__Written instruction__
Select and reproduce each line of the listing below that bears the string "warna".

__Extracted entries__

## start

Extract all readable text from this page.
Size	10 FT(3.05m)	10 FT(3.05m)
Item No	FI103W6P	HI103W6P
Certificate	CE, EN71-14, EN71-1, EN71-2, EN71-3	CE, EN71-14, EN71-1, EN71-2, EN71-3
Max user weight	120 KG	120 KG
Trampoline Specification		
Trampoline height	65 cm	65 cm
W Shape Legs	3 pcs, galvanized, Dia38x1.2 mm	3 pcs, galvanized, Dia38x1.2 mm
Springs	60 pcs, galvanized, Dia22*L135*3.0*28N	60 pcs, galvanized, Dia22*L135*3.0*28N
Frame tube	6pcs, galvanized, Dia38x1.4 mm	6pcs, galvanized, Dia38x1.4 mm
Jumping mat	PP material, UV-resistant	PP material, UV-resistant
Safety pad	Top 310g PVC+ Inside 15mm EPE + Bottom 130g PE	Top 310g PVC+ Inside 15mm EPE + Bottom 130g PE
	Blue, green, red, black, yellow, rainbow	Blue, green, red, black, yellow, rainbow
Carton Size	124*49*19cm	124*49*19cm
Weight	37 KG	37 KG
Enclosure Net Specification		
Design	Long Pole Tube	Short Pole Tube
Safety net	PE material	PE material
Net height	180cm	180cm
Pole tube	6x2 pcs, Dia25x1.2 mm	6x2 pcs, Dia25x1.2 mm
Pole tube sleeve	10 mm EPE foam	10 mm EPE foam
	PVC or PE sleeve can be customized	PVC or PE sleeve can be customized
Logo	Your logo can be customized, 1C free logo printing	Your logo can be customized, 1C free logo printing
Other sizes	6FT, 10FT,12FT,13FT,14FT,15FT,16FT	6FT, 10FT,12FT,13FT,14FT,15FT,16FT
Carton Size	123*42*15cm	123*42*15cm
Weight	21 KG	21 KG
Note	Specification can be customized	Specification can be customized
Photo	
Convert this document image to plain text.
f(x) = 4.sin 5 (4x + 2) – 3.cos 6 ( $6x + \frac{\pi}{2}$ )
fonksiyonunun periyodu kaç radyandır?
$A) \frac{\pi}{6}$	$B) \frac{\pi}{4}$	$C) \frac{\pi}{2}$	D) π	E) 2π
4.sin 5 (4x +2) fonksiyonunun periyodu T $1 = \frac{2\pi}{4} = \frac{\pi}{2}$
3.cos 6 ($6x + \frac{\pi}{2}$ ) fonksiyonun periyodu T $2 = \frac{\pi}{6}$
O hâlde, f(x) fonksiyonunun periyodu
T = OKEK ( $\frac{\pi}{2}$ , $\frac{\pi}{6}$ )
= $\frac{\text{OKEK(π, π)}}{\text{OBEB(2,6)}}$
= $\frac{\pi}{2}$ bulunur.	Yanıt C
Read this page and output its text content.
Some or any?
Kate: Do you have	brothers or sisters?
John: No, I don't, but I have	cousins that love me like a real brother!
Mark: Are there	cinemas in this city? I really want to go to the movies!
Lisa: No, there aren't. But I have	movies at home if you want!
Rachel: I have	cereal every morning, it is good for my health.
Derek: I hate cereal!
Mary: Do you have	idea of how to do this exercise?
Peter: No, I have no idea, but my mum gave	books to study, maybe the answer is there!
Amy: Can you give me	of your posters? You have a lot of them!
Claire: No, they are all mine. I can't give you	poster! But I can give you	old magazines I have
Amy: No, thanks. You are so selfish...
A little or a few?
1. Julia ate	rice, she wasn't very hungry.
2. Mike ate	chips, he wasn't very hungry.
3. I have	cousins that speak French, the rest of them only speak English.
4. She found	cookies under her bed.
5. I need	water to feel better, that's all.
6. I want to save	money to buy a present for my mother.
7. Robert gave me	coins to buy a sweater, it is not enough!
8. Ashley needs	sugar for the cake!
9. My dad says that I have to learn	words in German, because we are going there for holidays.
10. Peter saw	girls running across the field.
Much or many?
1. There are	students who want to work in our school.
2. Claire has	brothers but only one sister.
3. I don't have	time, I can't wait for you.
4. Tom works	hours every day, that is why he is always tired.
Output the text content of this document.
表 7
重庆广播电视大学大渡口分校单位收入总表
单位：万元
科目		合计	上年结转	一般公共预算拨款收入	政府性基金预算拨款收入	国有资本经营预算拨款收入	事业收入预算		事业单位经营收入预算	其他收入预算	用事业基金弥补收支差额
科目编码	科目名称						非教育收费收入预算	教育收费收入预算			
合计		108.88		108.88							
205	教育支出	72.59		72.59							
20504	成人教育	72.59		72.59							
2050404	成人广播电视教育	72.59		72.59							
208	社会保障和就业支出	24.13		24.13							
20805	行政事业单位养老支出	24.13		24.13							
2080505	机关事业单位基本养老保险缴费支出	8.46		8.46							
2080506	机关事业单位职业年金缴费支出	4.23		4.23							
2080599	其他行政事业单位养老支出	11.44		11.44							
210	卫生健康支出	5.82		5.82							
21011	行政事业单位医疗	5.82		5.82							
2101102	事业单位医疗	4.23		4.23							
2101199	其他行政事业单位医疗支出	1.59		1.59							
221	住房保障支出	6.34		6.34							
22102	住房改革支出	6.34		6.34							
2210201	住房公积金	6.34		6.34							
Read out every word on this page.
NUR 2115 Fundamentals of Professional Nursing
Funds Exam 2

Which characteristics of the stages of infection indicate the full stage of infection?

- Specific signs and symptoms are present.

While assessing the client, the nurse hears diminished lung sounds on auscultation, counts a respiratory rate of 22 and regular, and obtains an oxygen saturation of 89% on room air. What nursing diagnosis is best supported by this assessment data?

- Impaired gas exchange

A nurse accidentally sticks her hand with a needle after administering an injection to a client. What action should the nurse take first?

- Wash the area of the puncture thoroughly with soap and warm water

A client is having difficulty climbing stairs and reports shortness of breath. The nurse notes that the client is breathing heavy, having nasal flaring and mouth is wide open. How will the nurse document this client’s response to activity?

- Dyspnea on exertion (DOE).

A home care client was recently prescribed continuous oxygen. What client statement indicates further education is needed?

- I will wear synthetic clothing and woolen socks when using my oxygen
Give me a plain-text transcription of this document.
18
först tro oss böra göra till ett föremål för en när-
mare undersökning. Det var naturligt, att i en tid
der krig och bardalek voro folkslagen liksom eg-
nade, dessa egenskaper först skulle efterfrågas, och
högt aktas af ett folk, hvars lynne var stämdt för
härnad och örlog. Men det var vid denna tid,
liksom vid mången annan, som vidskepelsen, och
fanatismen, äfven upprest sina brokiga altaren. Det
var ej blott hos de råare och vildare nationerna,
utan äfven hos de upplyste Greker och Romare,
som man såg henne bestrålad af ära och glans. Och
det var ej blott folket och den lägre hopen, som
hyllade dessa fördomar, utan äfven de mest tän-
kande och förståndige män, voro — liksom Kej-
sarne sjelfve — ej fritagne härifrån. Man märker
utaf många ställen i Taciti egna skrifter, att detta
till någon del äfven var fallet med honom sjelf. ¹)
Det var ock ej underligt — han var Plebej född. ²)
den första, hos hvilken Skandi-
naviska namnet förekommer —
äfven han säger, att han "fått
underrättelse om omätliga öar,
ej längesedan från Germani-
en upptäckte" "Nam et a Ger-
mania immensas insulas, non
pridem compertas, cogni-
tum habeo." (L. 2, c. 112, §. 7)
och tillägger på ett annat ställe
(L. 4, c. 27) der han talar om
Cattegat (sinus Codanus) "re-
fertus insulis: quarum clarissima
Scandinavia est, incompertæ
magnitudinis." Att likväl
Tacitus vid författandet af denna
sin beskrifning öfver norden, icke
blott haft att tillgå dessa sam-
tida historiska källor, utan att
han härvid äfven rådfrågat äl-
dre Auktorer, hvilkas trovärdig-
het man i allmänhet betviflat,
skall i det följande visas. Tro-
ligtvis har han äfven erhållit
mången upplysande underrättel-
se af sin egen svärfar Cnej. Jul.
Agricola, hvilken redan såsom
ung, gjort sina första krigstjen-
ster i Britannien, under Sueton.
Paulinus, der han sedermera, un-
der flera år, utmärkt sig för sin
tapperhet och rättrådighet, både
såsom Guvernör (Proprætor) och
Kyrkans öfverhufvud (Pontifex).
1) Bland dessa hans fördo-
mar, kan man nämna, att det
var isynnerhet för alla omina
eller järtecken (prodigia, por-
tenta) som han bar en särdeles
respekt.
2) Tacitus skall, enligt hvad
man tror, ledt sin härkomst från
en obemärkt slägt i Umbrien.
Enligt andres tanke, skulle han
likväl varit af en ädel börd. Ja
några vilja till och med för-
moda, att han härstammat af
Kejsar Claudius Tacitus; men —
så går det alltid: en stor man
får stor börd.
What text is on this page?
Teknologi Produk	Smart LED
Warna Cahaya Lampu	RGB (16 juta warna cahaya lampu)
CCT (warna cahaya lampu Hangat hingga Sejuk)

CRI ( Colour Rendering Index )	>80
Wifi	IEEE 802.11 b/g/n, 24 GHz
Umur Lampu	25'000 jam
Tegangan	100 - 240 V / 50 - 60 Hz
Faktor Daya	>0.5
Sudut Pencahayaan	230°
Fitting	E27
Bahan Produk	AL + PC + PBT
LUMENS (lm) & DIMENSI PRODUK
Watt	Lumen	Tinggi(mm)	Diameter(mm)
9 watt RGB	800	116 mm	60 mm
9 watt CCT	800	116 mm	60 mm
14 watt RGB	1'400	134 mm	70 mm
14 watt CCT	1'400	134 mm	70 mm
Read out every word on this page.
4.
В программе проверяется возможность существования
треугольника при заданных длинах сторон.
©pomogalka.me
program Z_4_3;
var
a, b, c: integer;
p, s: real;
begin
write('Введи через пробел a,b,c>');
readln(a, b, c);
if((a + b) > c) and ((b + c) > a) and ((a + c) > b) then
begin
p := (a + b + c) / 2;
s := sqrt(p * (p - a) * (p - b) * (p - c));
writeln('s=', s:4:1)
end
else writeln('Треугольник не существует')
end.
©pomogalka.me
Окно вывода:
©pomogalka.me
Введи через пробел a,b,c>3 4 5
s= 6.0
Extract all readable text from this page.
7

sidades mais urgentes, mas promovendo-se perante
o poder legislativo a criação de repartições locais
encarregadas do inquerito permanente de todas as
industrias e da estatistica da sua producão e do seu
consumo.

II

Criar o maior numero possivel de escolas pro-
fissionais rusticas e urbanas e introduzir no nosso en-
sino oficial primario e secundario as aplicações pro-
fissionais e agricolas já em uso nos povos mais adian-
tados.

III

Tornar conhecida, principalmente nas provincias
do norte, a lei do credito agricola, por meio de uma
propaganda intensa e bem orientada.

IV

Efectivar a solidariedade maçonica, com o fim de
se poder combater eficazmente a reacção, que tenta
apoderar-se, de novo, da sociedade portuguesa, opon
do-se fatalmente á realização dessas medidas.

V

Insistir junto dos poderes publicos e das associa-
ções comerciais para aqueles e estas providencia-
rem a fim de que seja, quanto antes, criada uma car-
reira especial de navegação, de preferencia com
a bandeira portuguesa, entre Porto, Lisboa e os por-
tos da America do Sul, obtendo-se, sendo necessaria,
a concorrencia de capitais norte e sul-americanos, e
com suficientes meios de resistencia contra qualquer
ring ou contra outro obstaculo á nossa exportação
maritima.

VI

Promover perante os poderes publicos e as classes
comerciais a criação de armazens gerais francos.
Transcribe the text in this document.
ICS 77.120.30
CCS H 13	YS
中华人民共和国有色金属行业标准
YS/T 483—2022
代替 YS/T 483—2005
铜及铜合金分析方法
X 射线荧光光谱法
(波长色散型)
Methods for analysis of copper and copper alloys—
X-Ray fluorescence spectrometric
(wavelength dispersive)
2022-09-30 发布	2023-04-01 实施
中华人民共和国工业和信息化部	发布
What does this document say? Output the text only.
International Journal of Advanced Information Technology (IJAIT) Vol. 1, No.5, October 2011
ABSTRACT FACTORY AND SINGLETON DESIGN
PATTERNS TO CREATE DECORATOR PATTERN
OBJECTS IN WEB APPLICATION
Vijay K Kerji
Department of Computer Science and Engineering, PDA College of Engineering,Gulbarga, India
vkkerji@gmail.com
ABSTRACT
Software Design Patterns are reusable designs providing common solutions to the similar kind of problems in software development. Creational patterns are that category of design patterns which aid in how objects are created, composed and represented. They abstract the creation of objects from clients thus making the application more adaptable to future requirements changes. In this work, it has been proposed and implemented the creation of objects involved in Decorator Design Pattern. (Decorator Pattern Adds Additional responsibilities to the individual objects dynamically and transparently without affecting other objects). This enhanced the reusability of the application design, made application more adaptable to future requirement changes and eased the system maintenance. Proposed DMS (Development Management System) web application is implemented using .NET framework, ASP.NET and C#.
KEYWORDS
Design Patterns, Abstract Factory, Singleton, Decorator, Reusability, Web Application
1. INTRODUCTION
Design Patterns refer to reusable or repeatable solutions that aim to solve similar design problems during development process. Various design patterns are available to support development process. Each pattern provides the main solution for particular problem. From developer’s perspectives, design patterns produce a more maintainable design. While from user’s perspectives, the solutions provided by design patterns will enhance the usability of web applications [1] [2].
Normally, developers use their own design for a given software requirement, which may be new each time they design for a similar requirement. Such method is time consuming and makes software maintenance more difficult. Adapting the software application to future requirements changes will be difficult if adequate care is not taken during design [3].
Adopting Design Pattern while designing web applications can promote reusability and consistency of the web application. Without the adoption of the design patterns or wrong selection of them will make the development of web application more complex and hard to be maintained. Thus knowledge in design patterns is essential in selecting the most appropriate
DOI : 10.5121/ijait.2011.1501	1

## end

__Exercise response__
Warna Cahaya Lampu	RGB (16 juta warna cahaya lampu)
CCT (warna cahaya lampu Hangat hingga Sejuk)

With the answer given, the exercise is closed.